====== Excerpted data
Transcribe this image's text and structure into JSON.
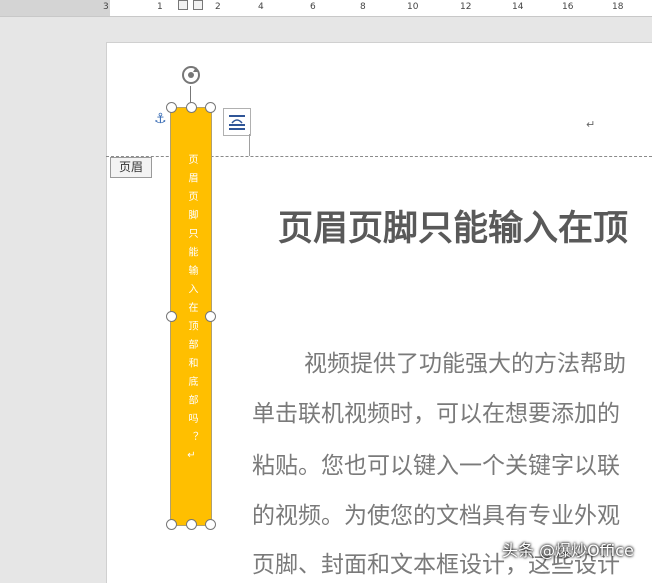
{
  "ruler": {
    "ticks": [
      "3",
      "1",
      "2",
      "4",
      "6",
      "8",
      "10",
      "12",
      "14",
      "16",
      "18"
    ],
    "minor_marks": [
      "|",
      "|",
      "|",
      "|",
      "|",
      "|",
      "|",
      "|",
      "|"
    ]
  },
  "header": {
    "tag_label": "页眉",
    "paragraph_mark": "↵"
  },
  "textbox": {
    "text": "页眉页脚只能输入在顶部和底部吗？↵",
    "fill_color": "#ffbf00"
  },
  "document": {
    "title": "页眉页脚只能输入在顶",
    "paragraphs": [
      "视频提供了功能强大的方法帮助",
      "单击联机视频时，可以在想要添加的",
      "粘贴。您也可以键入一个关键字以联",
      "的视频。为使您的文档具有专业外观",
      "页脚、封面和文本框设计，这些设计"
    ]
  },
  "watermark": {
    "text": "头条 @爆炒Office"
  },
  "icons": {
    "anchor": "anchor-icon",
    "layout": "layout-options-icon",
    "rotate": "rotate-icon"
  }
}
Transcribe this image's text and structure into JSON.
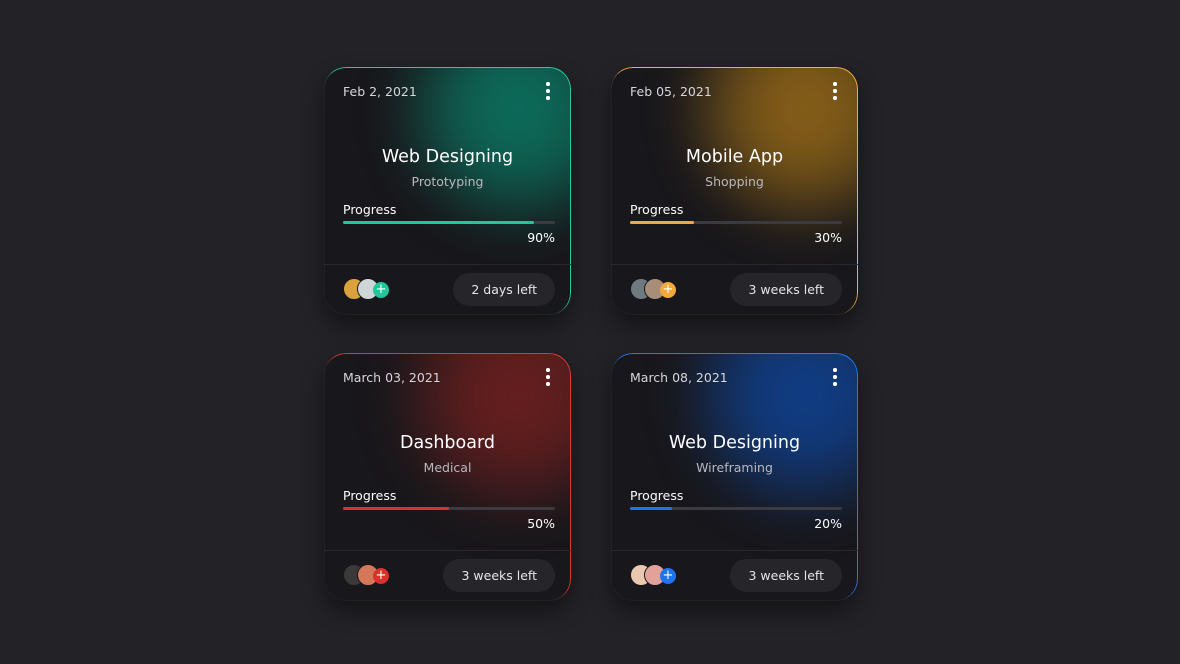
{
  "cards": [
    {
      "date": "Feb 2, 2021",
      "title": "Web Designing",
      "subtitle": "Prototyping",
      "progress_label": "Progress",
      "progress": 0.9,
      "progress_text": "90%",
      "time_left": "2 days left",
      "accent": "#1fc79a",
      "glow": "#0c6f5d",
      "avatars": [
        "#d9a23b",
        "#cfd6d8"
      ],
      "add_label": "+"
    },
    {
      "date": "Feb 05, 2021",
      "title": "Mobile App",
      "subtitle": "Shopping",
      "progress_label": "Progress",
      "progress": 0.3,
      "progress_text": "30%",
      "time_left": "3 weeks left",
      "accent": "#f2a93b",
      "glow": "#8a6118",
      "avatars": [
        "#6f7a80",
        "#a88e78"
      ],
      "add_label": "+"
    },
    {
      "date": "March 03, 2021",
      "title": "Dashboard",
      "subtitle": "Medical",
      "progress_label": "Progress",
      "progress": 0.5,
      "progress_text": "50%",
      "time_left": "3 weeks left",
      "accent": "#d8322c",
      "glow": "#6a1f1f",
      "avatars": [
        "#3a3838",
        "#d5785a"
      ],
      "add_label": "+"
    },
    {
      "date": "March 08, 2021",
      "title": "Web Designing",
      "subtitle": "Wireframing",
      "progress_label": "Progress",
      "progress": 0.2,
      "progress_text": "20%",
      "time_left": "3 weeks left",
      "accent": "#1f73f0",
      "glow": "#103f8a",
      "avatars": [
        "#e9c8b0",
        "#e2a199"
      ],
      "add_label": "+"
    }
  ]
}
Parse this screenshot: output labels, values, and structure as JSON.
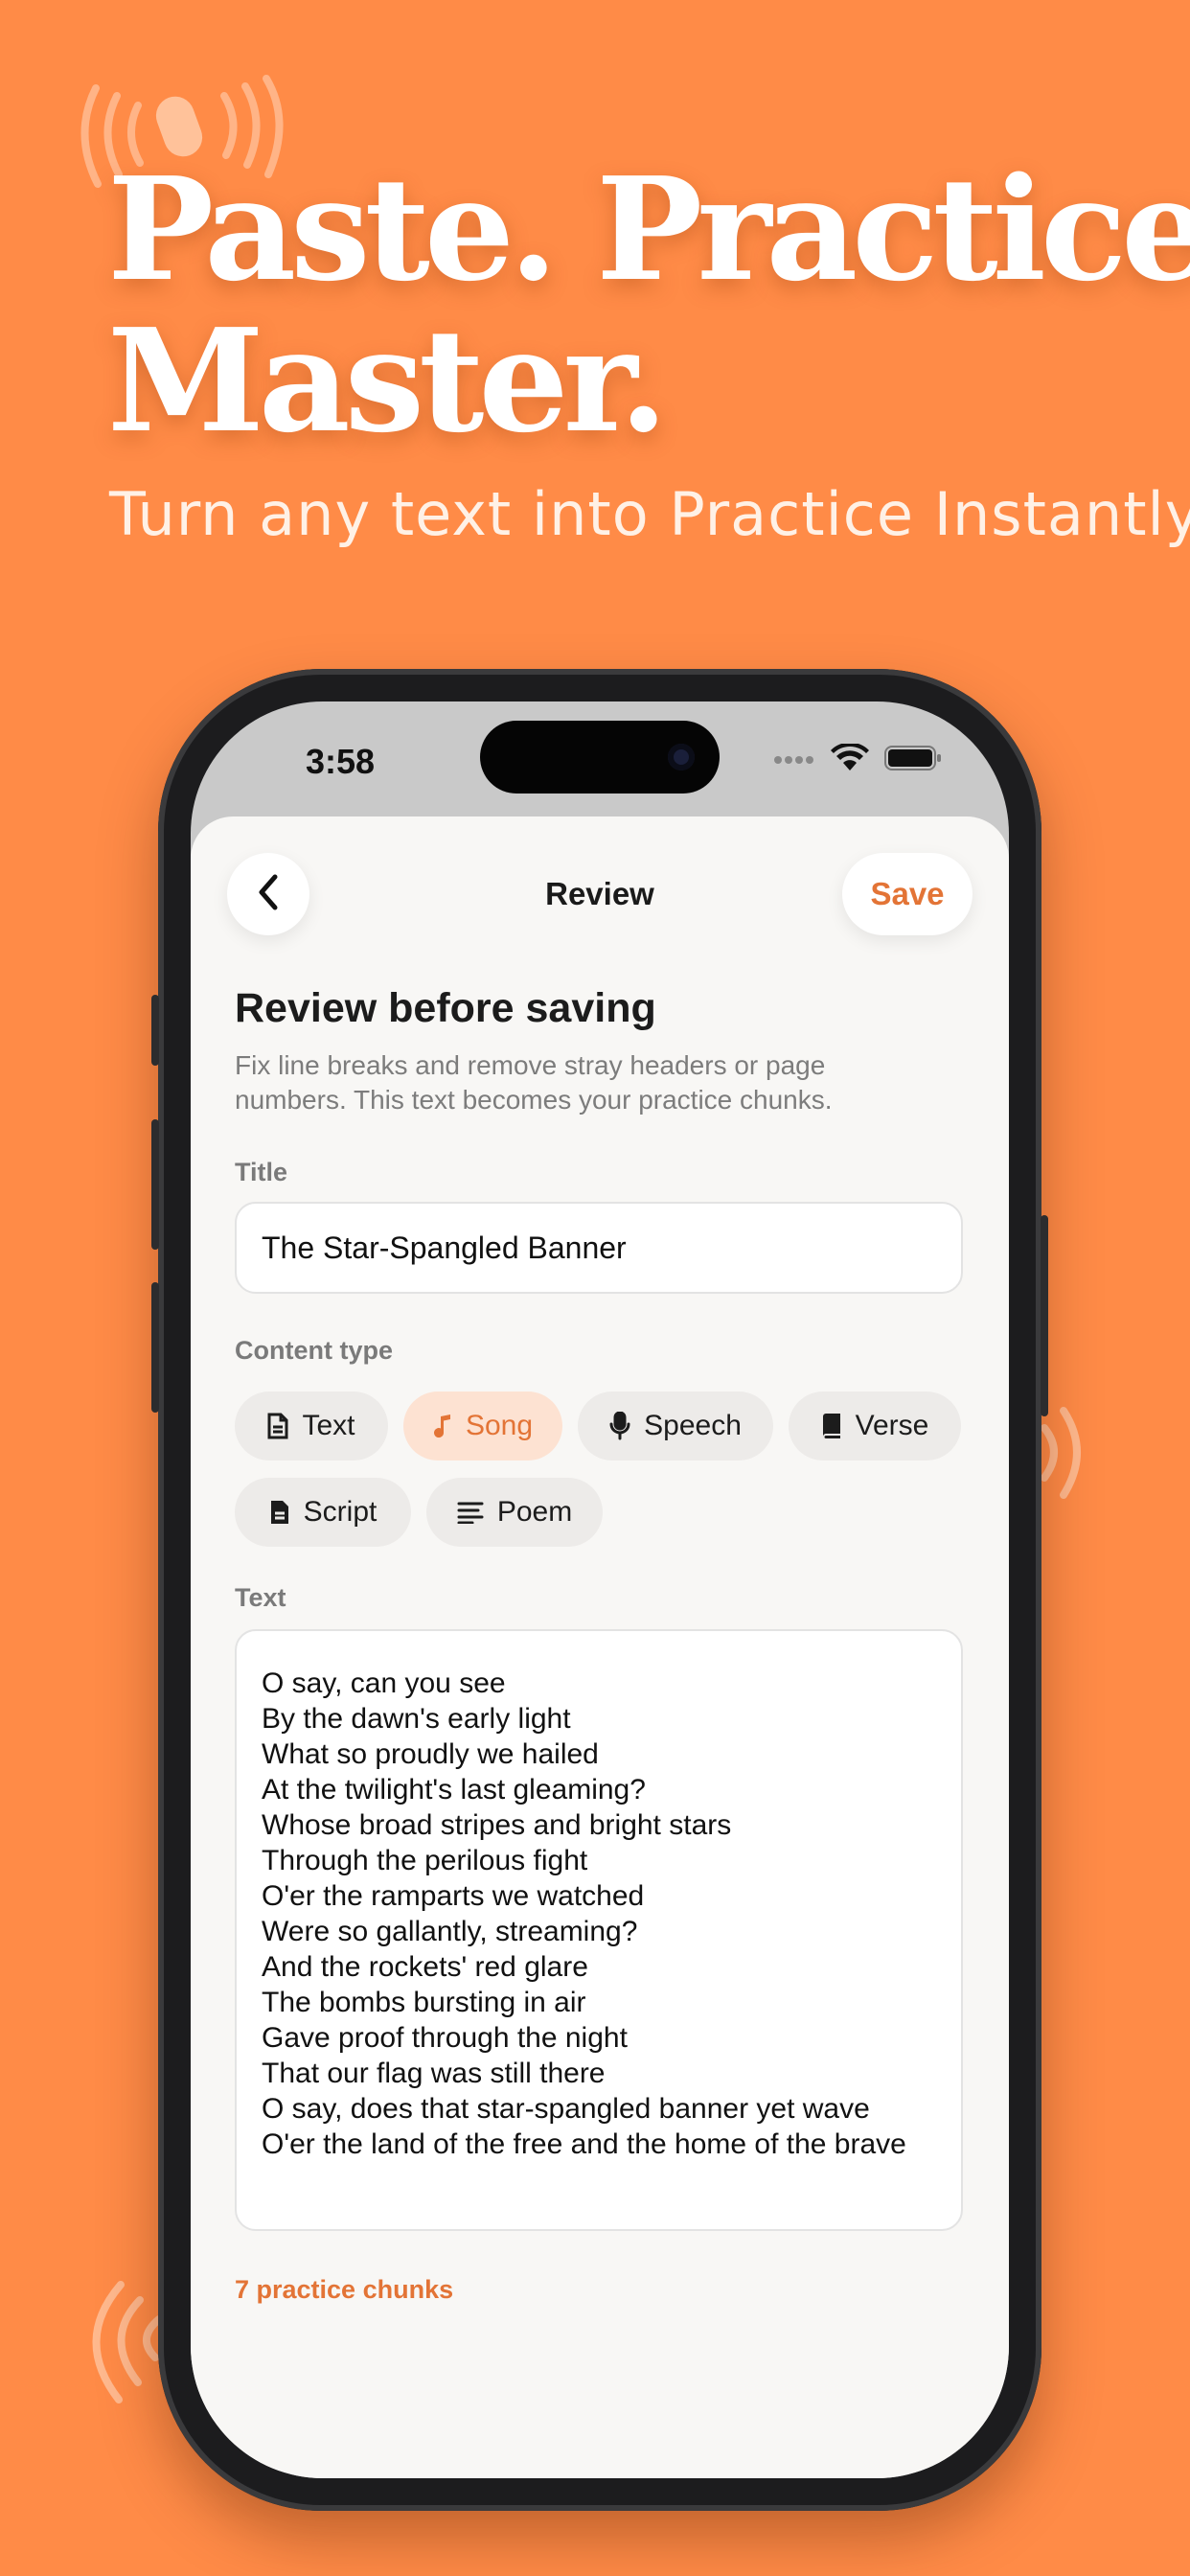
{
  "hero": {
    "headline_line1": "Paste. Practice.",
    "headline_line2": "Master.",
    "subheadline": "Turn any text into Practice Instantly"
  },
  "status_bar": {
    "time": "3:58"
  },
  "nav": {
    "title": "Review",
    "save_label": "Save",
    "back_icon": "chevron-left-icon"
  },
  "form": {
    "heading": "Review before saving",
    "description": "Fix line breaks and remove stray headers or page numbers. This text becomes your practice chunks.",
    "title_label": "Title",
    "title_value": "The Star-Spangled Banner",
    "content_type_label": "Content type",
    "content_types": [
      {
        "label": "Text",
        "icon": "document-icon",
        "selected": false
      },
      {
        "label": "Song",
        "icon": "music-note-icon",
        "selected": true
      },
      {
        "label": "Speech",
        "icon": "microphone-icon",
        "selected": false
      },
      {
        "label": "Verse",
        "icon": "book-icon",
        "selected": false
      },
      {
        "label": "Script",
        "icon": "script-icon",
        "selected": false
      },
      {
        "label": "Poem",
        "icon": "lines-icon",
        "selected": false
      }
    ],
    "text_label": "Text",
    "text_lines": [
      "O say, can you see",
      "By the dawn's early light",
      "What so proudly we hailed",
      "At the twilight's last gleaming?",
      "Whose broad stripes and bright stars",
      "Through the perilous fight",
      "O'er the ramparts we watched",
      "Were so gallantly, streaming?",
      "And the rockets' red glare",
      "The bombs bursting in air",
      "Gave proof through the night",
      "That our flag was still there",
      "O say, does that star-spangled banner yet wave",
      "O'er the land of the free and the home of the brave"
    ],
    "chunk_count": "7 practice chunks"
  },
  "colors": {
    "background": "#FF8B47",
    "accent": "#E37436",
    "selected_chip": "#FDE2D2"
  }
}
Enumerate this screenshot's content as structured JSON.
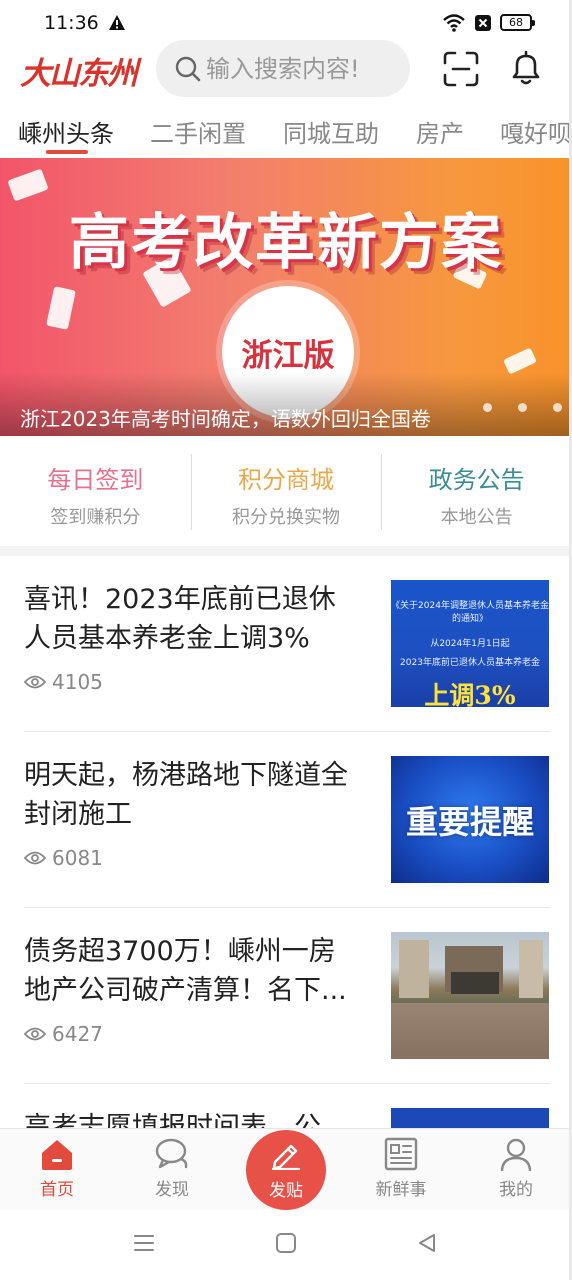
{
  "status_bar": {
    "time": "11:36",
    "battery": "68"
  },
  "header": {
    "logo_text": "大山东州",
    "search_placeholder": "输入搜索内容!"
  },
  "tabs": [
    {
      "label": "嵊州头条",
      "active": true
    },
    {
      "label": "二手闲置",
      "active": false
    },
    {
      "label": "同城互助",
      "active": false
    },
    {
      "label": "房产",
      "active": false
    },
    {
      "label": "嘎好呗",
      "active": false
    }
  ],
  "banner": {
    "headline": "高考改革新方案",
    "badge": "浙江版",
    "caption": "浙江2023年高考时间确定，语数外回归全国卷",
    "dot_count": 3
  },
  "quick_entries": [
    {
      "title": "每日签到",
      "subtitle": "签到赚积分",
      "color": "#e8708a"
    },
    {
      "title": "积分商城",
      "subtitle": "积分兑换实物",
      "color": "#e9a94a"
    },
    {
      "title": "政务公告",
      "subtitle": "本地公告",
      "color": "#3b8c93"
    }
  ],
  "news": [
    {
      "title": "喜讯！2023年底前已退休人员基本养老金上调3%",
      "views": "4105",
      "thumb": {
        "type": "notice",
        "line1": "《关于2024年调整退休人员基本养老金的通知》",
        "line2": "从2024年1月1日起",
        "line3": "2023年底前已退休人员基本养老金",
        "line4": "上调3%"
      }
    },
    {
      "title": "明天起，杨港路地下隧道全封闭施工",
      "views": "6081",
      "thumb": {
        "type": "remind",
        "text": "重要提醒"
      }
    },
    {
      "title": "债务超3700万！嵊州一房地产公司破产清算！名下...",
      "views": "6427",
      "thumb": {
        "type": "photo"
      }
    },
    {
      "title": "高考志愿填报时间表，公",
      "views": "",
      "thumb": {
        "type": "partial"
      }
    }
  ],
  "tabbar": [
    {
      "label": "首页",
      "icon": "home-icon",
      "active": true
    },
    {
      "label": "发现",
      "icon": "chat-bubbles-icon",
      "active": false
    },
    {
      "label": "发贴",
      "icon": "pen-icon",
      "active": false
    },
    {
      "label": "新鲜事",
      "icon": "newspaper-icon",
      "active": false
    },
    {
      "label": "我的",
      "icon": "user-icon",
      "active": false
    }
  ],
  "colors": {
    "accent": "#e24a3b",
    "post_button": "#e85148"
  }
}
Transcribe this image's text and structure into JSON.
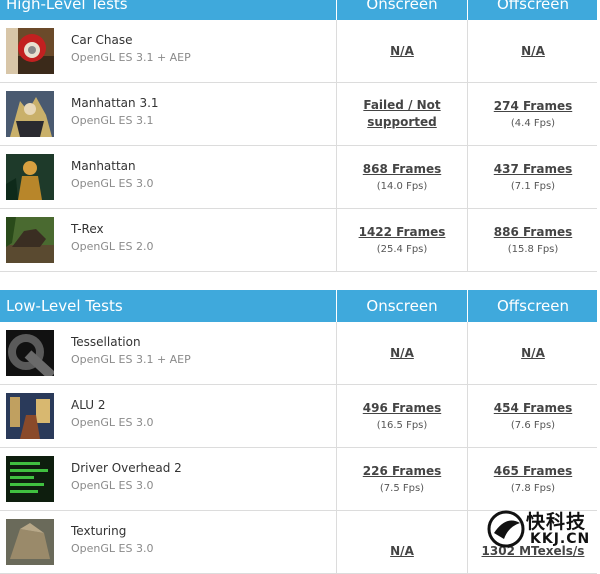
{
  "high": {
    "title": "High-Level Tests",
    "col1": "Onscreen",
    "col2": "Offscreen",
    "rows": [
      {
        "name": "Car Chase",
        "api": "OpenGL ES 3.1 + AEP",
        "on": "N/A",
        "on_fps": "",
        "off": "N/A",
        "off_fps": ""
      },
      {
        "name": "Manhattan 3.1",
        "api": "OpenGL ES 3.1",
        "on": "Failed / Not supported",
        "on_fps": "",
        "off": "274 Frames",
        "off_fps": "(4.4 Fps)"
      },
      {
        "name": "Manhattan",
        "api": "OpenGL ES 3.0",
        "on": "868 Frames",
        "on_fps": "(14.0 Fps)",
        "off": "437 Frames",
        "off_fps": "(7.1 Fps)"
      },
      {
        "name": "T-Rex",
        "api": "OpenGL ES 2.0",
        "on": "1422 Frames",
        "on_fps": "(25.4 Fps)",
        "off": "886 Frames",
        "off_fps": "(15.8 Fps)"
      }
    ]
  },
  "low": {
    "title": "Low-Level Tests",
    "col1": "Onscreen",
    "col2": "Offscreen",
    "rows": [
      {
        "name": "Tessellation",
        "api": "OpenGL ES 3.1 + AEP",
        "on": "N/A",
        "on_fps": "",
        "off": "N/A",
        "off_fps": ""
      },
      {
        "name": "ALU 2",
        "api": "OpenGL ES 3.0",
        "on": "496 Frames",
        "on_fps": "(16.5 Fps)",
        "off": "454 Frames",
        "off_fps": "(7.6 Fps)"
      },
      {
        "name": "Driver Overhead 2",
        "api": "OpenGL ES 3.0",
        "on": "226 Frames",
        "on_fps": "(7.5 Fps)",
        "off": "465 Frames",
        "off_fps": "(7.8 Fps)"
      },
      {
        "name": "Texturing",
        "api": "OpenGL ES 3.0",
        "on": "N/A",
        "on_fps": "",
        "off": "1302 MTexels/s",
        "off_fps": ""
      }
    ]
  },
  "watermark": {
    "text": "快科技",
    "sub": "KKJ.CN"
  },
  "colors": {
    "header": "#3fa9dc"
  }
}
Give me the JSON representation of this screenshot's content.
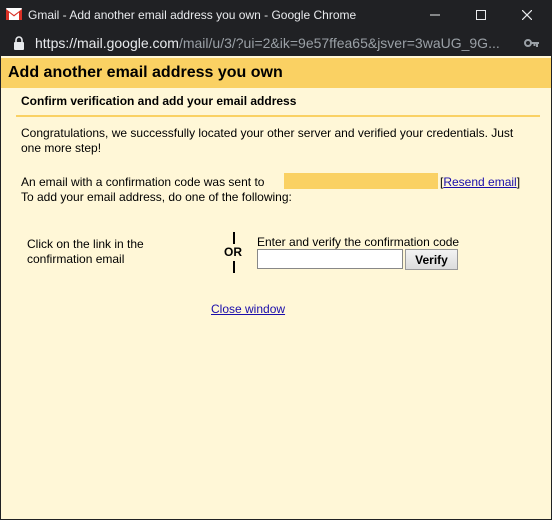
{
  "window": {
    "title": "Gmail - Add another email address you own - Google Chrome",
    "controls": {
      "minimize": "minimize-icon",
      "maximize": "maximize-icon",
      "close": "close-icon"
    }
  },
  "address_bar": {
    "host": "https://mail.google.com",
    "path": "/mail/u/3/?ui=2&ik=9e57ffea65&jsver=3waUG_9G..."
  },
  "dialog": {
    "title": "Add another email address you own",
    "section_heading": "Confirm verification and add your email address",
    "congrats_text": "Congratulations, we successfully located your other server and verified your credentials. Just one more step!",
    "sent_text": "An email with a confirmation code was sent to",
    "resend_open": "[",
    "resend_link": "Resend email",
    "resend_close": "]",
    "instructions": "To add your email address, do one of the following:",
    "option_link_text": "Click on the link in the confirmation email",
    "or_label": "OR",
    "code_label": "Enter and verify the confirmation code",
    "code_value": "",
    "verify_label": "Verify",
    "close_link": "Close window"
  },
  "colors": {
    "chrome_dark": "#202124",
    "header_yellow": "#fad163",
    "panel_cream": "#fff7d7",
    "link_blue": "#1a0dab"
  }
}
============
#### [What needs to be done]
Using the material above, count the lines containing the word "March". Reply with the number alone.

#### [Written solution]
2